## WHAT THIS TASK INVOLVES:
Pick out every line holding the string "label" and copy it.

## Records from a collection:
= = =

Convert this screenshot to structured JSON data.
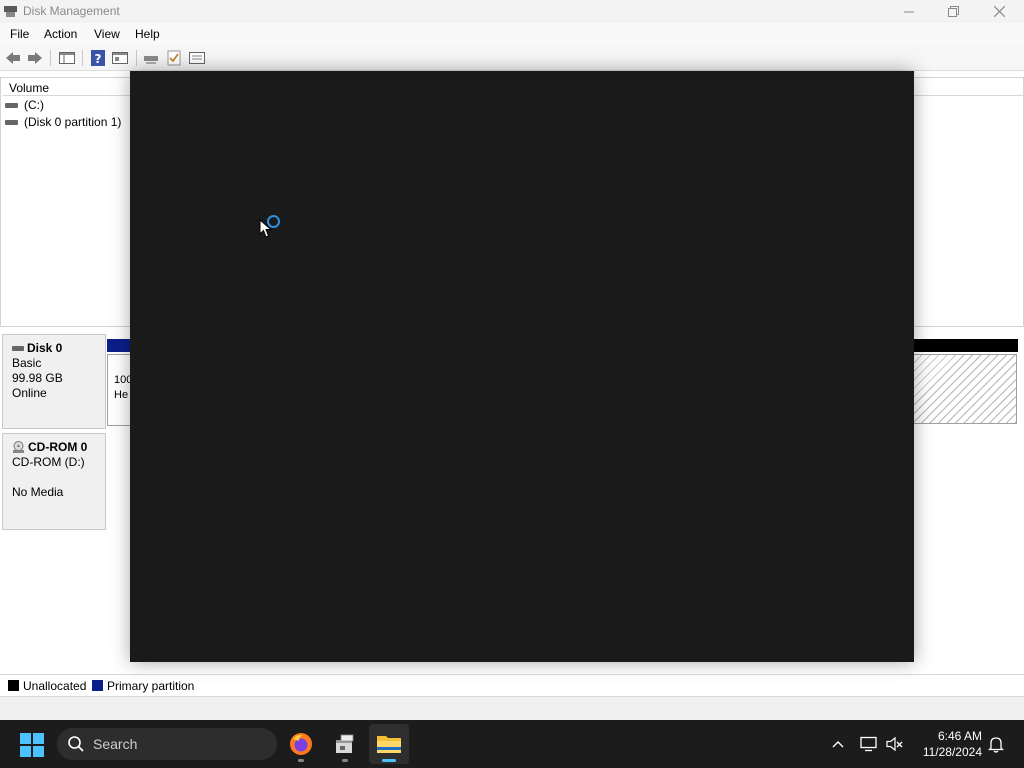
{
  "window": {
    "title": "Disk Management"
  },
  "menu": {
    "items": [
      "File",
      "Action",
      "View",
      "Help"
    ]
  },
  "volumes": {
    "header": "Volume",
    "rows": [
      "(C:)",
      "(Disk 0 partition 1)"
    ]
  },
  "disks": [
    {
      "name": "Disk 0",
      "type": "Basic",
      "size": "99.98 GB",
      "status": "Online",
      "partition_text_1": "100",
      "partition_text_2": "He"
    },
    {
      "name": "CD-ROM 0",
      "type": "CD-ROM (D:)",
      "media": "No Media"
    }
  ],
  "legend": [
    {
      "label": "Unallocated",
      "color": "#000000"
    },
    {
      "label": "Primary partition",
      "color": "#0a1f8a"
    }
  ],
  "taskbar": {
    "search_placeholder": "Search",
    "time": "6:46 AM",
    "date": "11/28/2024",
    "apps": [
      "firefox-icon",
      "package-installer-icon",
      "file-explorer-icon"
    ]
  },
  "colors": {
    "overlay": "#1a1a1a",
    "accent": "#2f8fe0",
    "primary_partition": "#0a1f8a",
    "taskbar": "#1c1c1c"
  }
}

= = =

## THE COMPLETED TASK:
      "label": "Unallocated",
      "label": "Primary partition",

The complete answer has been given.